(Stored records)
** begin **

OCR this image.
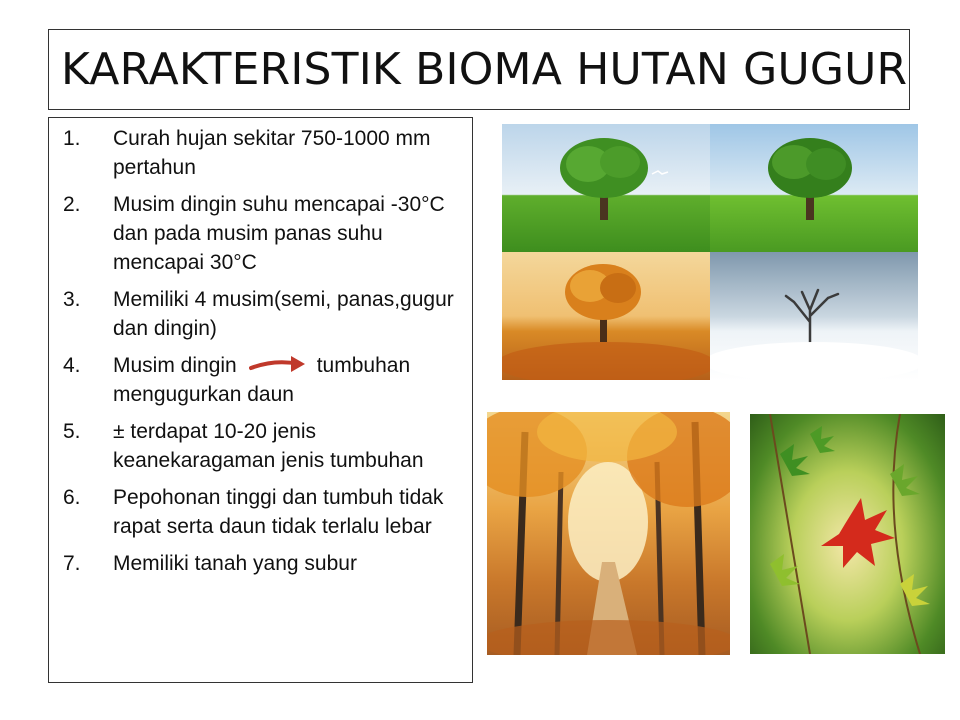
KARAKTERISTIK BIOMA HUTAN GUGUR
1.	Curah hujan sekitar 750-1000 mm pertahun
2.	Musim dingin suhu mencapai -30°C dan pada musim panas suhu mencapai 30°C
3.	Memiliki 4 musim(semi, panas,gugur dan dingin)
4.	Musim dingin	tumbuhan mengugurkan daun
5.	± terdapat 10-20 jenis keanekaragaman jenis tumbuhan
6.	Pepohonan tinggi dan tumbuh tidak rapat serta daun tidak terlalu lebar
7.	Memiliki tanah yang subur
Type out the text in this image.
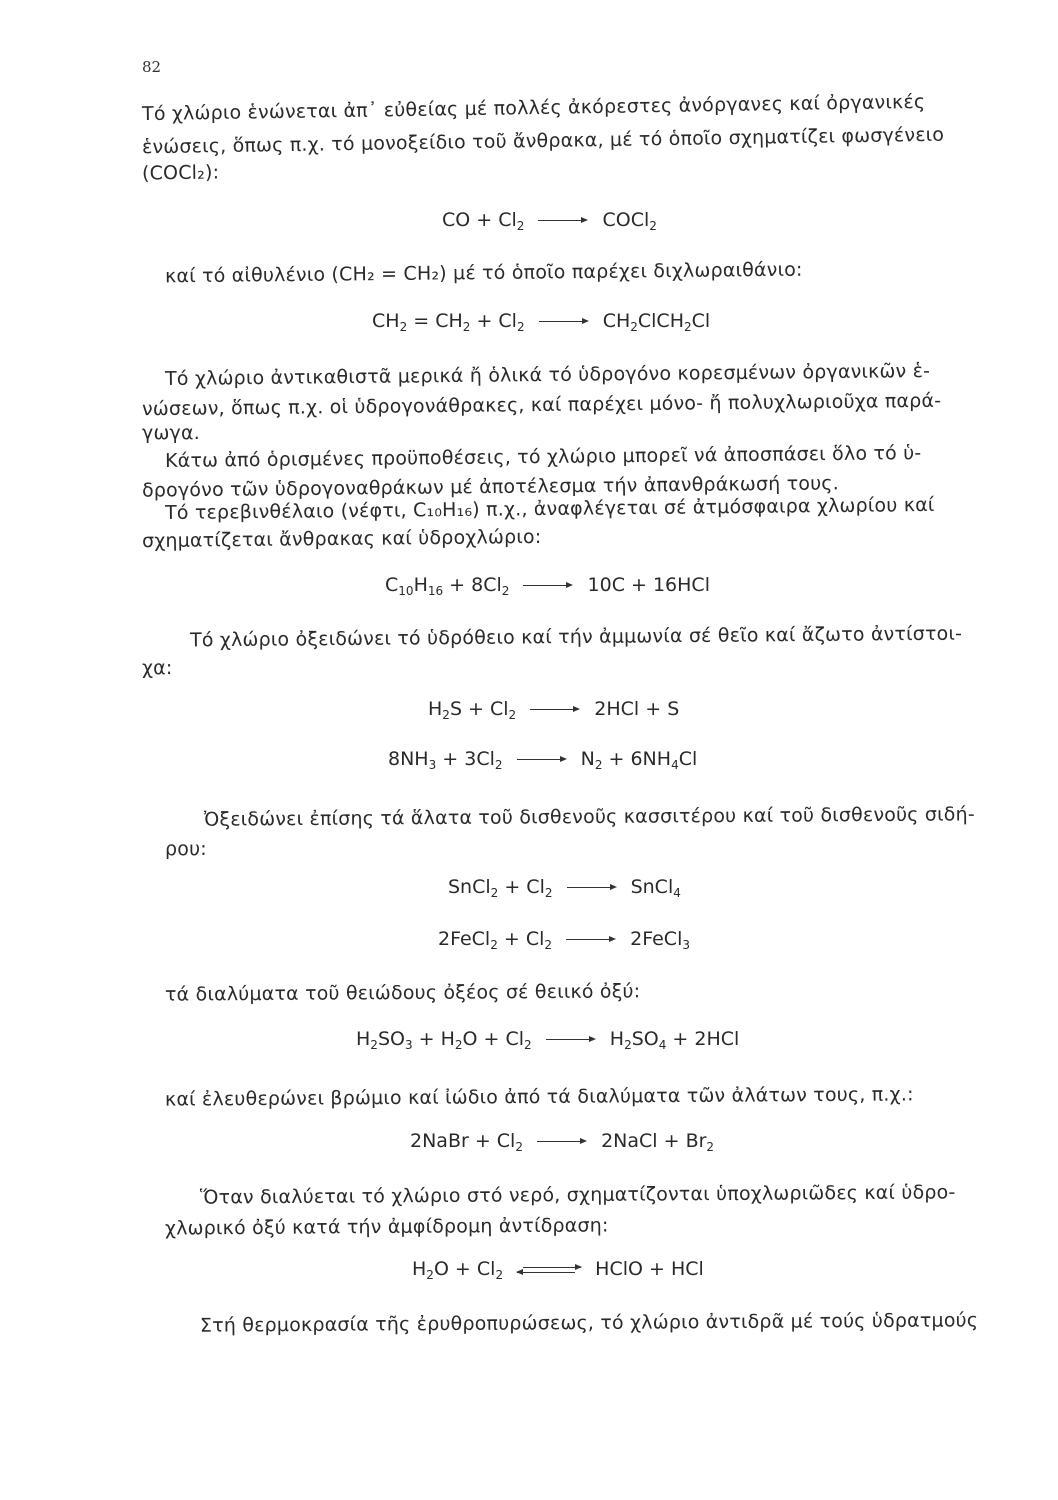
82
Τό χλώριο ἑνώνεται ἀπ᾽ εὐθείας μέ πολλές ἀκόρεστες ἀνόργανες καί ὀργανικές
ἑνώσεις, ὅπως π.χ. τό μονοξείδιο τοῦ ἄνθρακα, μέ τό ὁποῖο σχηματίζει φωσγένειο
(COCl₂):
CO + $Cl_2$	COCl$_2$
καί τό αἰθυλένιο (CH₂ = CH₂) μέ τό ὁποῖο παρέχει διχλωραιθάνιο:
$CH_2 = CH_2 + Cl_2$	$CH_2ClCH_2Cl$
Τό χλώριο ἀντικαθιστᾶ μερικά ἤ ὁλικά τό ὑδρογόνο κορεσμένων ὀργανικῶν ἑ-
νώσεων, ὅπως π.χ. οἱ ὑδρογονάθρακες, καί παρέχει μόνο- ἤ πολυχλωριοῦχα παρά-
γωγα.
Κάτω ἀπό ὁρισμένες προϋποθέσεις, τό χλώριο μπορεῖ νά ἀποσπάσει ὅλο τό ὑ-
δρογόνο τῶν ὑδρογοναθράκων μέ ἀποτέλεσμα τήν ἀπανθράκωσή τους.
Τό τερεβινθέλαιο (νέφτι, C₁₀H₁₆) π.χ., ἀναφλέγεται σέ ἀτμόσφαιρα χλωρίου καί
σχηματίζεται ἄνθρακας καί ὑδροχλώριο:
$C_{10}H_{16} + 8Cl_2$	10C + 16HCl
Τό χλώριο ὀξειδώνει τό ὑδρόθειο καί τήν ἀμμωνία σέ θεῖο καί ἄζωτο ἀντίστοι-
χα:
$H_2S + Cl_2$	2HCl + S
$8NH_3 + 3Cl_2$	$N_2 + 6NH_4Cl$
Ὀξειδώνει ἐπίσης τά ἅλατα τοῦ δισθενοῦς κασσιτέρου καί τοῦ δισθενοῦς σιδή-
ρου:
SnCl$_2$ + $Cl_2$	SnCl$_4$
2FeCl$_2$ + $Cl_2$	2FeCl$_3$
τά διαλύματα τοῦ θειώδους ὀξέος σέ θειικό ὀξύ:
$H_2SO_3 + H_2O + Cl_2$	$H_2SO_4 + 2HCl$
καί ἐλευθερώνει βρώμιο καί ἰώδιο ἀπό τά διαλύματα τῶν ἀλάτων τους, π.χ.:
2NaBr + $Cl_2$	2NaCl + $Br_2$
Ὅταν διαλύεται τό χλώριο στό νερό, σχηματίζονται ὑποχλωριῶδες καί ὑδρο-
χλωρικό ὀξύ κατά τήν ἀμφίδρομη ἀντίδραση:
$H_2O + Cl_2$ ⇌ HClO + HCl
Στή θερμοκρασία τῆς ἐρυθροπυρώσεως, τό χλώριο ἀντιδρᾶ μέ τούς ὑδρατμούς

** end **

◆ Aim
Across the records, how many lines contain "this"? Only the number should be given.

◆ Written answer
2